(DATA EXCERPTS):
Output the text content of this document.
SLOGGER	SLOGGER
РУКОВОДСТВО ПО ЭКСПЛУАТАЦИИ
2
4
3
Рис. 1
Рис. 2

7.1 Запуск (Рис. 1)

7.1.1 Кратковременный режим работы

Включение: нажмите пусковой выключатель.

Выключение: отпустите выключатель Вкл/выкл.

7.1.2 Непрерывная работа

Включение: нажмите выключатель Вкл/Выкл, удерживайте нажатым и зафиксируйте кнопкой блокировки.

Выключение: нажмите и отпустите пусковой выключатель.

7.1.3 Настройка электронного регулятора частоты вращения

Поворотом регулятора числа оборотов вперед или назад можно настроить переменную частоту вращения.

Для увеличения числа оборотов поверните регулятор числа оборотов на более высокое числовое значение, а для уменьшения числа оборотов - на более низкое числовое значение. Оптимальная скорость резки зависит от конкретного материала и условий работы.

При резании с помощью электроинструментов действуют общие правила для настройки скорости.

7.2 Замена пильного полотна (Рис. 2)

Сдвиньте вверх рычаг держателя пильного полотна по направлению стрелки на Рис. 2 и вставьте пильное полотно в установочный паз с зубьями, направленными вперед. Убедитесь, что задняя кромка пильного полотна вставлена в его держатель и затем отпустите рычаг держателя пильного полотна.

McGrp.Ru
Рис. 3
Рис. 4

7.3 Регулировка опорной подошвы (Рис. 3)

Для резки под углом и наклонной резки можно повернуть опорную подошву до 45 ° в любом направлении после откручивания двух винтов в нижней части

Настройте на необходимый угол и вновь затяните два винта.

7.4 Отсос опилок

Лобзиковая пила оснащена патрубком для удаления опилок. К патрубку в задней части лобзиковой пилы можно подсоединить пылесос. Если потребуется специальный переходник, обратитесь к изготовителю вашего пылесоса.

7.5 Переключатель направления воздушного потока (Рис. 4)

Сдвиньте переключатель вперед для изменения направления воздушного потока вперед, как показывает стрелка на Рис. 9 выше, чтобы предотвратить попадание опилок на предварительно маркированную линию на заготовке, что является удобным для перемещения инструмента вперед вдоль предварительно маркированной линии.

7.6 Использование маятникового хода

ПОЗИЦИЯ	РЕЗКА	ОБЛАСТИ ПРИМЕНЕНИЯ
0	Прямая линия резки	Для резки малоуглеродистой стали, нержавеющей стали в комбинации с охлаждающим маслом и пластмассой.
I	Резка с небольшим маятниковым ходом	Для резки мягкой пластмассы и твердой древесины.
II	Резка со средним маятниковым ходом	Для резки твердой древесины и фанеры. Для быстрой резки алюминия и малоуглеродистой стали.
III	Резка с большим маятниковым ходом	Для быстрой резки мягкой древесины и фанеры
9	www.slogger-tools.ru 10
--
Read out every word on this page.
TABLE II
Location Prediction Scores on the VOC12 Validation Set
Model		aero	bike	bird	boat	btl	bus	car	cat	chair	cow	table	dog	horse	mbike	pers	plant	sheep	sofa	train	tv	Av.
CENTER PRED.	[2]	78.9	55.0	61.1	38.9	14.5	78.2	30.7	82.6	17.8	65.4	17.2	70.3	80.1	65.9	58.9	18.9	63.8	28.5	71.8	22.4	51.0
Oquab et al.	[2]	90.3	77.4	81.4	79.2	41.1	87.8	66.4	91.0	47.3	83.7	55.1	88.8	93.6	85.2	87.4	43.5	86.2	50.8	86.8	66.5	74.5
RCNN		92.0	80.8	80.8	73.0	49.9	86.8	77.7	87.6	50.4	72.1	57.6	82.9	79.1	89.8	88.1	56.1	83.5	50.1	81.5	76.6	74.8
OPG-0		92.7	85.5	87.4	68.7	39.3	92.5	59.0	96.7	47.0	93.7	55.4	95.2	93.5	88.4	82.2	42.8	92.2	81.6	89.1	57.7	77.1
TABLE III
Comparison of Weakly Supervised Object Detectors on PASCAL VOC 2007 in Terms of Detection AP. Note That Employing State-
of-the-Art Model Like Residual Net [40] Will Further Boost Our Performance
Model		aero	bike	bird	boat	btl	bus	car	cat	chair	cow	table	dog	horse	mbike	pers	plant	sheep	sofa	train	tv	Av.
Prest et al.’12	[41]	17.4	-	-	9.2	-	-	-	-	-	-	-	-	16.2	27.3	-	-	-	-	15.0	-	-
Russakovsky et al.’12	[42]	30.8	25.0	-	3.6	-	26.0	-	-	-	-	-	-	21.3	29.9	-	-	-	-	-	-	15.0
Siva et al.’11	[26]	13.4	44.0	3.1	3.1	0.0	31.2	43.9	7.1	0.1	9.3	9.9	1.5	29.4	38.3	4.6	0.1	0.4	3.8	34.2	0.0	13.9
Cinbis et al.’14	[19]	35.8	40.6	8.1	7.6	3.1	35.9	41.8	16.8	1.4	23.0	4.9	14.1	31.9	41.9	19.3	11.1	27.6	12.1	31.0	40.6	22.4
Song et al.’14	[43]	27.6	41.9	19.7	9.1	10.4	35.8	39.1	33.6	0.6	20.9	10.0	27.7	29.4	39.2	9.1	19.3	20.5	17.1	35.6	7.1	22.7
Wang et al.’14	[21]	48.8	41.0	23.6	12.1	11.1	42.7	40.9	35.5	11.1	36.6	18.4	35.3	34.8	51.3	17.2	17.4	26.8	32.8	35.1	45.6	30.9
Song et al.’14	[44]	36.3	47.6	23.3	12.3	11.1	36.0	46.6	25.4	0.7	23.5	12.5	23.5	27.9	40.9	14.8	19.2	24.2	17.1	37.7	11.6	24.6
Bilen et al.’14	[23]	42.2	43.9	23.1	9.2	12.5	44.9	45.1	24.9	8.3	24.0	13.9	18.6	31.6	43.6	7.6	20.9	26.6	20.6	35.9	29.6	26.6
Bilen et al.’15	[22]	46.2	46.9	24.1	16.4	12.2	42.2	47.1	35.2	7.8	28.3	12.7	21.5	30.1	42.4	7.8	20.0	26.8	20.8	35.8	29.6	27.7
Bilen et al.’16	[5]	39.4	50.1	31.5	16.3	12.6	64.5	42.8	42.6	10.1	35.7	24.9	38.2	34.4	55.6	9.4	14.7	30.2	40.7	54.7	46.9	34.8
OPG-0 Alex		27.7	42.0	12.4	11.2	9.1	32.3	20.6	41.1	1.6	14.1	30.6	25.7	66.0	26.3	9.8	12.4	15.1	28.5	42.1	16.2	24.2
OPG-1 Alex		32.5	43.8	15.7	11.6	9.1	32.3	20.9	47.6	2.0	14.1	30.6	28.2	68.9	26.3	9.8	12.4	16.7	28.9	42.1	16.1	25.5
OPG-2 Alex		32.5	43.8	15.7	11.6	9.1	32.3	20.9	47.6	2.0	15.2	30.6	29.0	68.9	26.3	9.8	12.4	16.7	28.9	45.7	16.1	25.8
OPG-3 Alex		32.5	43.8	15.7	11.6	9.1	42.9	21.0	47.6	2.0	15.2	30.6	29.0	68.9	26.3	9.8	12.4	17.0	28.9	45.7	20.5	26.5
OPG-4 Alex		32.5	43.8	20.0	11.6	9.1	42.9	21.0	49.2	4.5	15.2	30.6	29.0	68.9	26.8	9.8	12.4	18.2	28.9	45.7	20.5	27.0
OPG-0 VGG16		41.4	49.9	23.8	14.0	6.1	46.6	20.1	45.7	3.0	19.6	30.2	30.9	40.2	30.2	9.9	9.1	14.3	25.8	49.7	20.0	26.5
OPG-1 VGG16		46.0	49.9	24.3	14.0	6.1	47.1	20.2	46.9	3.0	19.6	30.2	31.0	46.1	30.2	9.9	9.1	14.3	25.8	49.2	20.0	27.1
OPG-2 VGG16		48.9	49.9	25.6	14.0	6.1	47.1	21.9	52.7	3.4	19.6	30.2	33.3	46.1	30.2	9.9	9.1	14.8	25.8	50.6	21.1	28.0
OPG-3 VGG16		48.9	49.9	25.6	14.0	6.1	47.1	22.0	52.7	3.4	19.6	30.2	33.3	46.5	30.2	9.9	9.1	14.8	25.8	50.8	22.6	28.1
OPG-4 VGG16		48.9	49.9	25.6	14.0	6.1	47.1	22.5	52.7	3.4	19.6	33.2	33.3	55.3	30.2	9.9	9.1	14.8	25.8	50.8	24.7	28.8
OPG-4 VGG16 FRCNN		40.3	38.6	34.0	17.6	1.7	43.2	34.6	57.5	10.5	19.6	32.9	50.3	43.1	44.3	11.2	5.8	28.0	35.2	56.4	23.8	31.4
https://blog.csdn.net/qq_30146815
==
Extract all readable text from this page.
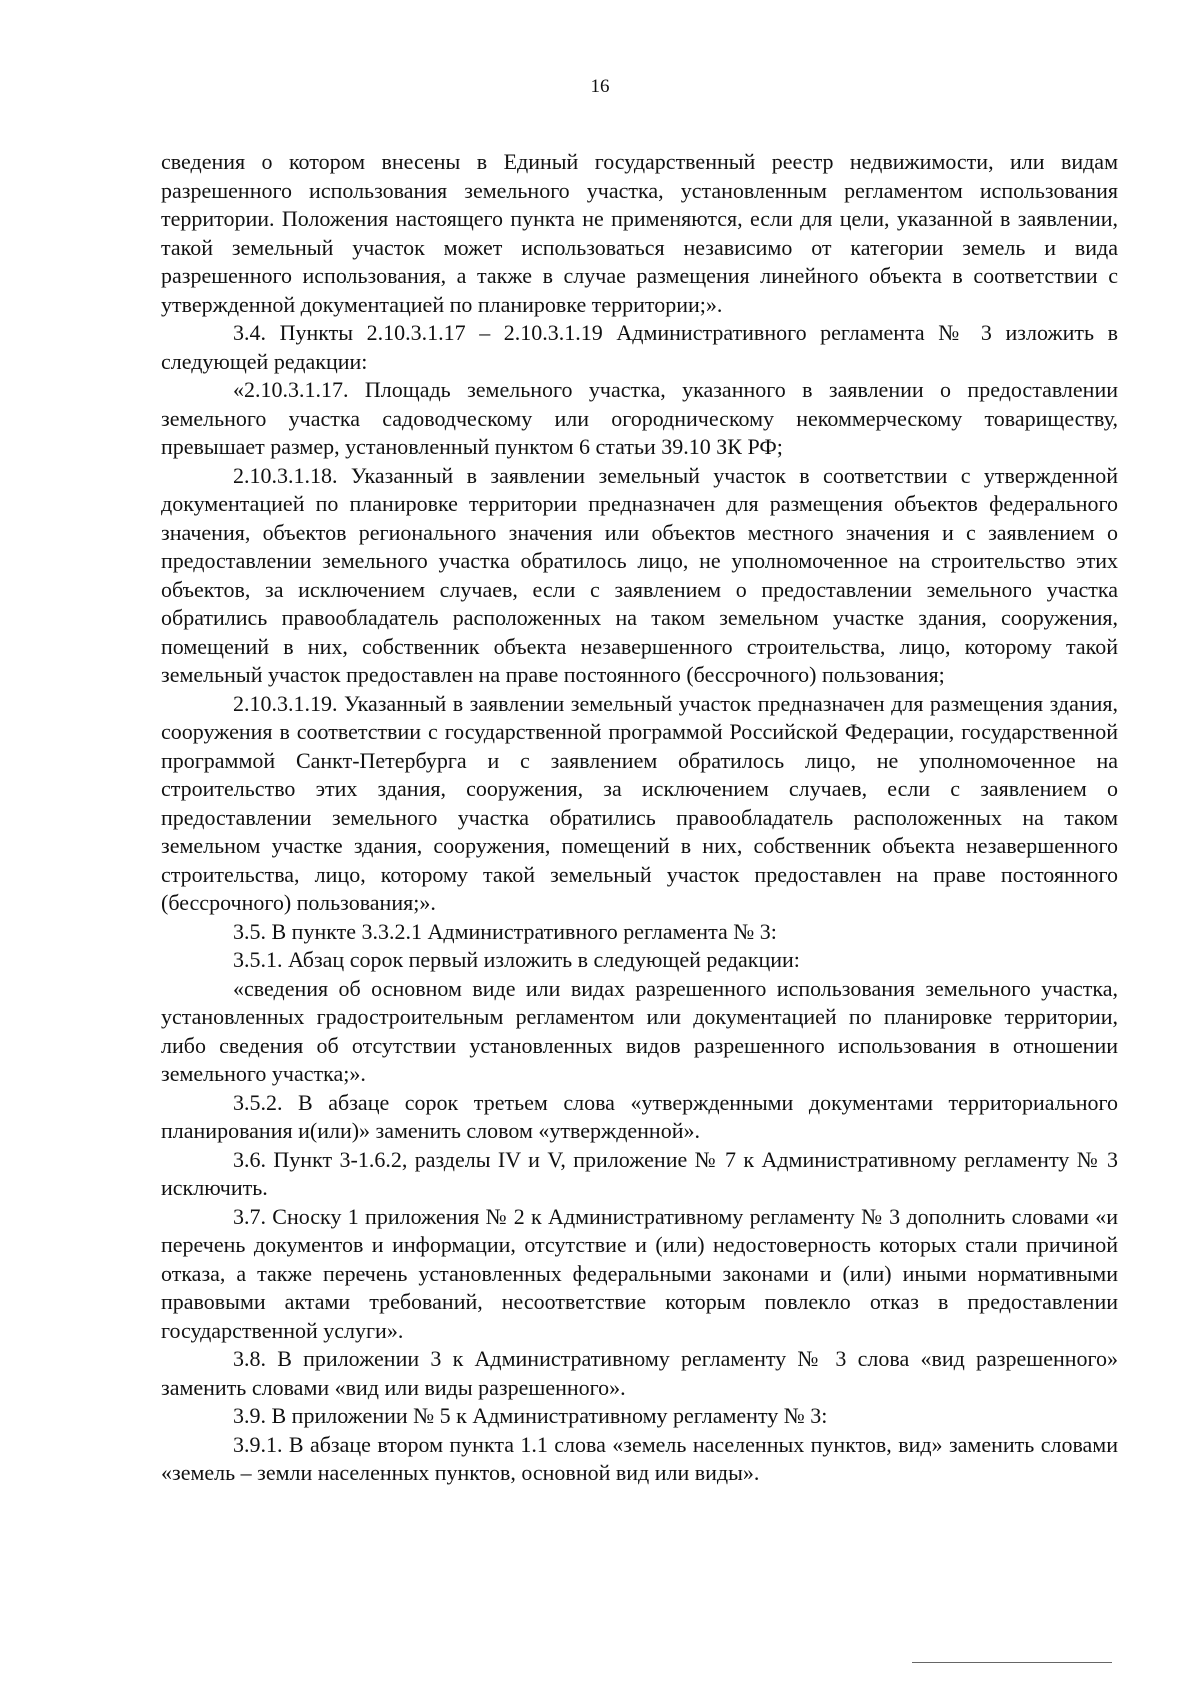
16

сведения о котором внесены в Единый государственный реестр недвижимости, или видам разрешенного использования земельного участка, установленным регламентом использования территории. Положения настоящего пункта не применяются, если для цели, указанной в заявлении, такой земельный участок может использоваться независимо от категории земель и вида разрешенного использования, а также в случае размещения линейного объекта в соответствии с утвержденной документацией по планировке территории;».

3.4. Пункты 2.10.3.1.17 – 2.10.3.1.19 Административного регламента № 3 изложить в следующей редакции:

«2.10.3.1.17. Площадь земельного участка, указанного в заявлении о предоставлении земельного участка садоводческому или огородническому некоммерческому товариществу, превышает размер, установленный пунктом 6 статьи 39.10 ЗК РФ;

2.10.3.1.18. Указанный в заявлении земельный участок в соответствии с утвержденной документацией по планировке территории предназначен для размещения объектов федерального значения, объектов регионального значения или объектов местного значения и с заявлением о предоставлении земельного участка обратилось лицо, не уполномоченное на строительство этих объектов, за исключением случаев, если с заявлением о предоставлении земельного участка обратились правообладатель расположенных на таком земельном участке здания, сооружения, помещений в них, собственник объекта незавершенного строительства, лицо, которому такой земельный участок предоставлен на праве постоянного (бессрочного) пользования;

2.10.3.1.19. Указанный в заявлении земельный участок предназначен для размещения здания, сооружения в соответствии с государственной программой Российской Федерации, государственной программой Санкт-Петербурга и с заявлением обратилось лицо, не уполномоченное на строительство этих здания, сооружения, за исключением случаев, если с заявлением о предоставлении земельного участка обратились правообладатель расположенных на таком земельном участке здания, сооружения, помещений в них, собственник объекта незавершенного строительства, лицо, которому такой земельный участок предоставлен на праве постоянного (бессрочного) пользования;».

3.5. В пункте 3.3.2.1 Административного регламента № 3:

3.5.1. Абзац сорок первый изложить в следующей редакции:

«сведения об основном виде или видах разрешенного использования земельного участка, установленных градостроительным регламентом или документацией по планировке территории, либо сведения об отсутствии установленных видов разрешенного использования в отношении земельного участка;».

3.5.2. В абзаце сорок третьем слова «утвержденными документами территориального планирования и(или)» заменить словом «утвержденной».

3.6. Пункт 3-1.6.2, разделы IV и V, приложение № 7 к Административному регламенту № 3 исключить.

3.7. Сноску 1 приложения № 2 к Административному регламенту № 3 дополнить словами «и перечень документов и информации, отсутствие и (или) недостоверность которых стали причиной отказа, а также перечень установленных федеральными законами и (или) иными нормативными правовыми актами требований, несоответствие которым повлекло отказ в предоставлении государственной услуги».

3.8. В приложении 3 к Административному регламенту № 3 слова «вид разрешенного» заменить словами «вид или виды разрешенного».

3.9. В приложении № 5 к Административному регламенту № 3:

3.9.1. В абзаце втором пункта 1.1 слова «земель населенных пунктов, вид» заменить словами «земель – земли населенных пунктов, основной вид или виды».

(TASK TO COMPLETE):
Select and copy every line from the records that includes the word "древесины".

(RESULT OF THIS TASK):
I	Резка с небольшим маятниковым ходом	Для резки мягкой пластмассы и твердой древесины.
II	Резка со средним маятниковым ходом	Для резки твердой древесины и фанеры. Для быстрой резки алюминия и малоуглеродистой стали.
III	Резка с большим маятниковым ходом	Для быстрой резки мягкой древесины и фанеры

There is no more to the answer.